Data records
■ ■ ■ ■ ■

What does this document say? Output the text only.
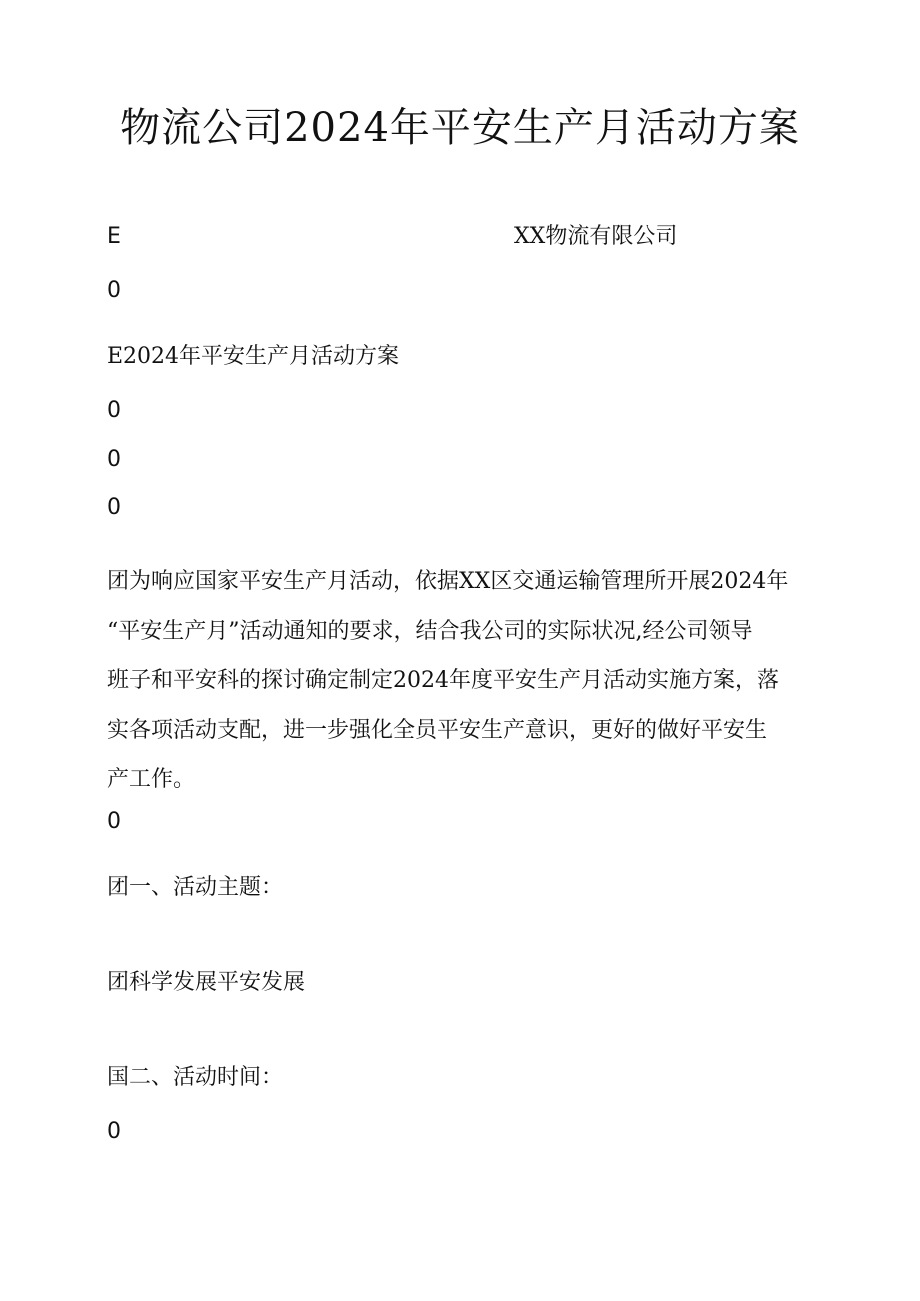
物流公司2024年平安生产月活动方案
E	XX物流有限公司
0
E2024年平安生产月活动方案
0
0
0
团为响应国家平安生产月活动，依据XX区交通运输管理所开展2024年
“平安生产月”活动通知的要求，结合我公司的实际状况,经公司领导
班子和平安科的探讨确定制定2024年度平安生产月活动实施方案，落
实各项活动支配，进一步强化全员平安生产意识，更好的做好平安生
产工作。
0
团一、活动主题：
团科学发展平安发展
国二、活动时间：
0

■ ■ ■ ■ ■

> [WHAT YOU WILL DO]: Leave images out of the retyped records; keep all else exact.

> [RESULT OF THE TASK]:
What does this document say? Output the text only.
物流公司2024年平安生产月活动方案
E	XX物流有限公司
0
E2024年平安生产月活动方案
0
0
0
团为响应国家平安生产月活动，依据XX区交通运输管理所开展2024年
“平安生产月”活动通知的要求，结合我公司的实际状况,经公司领导
班子和平安科的探讨确定制定2024年度平安生产月活动实施方案，落
实各项活动支配，进一步强化全员平安生产意识，更好的做好平安生
产工作。
0
团一、活动主题：
团科学发展平安发展
国二、活动时间：
0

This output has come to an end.